# [Task brief]
In the entries that follow, how many lines hold the string "text"? Give only that number.
══ Material to process
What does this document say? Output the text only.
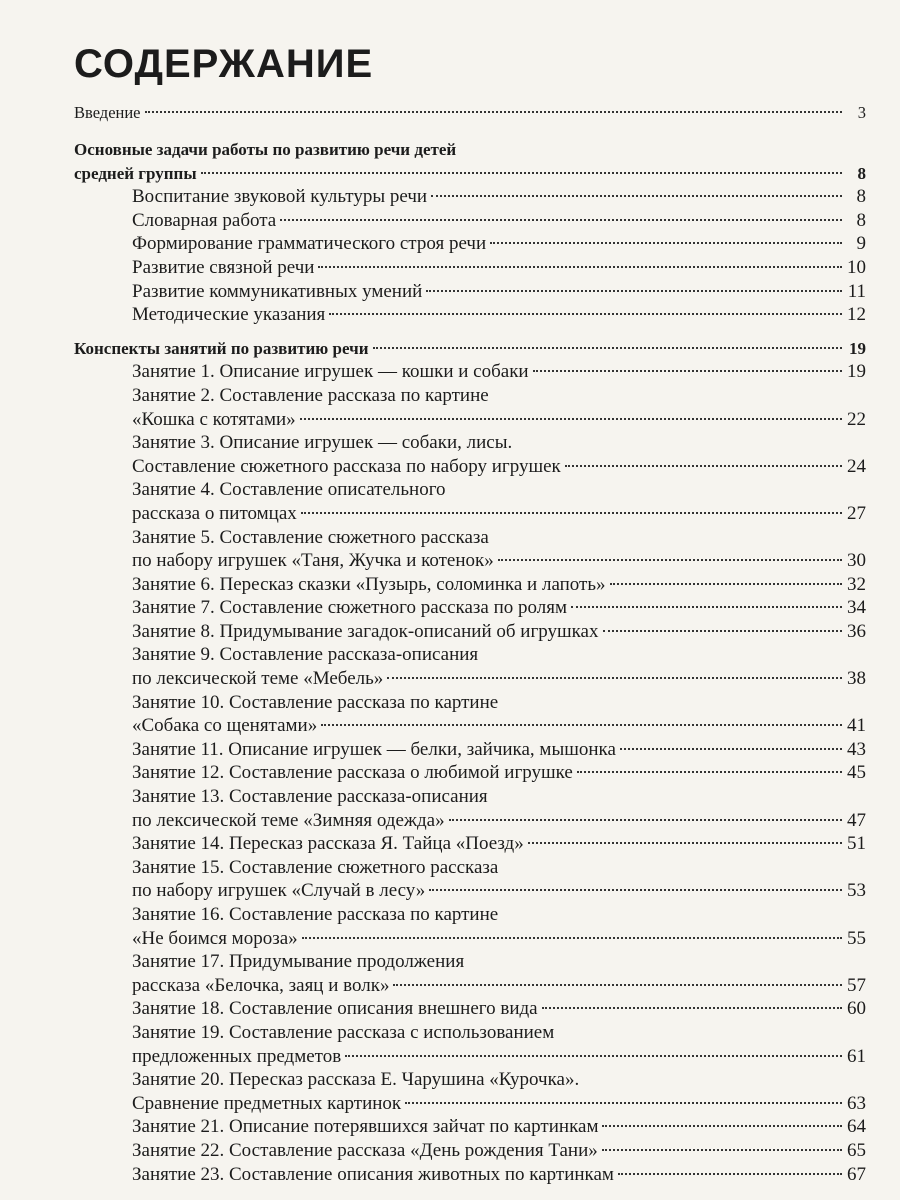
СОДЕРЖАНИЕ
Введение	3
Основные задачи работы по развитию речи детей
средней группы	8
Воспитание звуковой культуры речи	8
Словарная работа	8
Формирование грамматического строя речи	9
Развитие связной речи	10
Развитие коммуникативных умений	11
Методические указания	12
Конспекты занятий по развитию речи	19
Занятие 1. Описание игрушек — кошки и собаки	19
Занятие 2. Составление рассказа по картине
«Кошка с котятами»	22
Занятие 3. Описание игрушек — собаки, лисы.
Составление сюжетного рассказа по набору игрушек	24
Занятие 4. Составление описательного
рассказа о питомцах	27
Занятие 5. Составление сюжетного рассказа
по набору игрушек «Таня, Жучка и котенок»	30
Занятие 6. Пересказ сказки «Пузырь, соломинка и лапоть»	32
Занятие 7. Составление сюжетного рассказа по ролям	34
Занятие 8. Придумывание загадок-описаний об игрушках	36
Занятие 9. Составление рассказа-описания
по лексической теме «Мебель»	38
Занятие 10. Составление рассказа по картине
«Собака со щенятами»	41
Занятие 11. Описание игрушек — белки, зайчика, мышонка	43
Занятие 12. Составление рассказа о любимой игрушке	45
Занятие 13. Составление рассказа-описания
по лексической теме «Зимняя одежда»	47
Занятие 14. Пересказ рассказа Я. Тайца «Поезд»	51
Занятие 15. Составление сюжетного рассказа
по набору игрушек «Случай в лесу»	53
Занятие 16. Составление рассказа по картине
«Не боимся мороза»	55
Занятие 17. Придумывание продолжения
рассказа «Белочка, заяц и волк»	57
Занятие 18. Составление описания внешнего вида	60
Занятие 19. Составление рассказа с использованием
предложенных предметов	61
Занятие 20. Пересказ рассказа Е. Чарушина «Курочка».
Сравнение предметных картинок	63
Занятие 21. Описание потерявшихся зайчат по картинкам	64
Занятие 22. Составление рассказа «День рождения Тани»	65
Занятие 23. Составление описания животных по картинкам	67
════
══ Material to process
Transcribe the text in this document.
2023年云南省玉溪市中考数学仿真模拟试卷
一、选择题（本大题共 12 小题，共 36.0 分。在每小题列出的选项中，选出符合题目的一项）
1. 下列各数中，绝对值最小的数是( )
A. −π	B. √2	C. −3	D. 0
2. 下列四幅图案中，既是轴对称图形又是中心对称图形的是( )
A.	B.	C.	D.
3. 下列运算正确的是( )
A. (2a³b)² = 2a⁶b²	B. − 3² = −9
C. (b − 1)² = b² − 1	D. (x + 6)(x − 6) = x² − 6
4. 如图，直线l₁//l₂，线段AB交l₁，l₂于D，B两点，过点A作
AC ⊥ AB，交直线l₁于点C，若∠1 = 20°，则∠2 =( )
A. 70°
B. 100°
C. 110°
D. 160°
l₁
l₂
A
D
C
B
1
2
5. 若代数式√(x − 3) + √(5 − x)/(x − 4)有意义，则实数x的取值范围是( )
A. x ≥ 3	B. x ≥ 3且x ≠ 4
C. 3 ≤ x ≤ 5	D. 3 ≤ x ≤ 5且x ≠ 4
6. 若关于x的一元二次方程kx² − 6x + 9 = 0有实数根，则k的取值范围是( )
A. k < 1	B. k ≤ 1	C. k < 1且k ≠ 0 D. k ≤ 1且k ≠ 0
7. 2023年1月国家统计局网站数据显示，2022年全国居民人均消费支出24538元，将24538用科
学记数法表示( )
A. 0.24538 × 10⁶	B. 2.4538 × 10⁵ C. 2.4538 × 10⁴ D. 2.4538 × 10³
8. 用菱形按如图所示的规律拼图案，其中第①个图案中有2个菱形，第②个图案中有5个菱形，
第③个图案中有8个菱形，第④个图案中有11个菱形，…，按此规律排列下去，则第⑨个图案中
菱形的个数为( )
════
# [The result]
2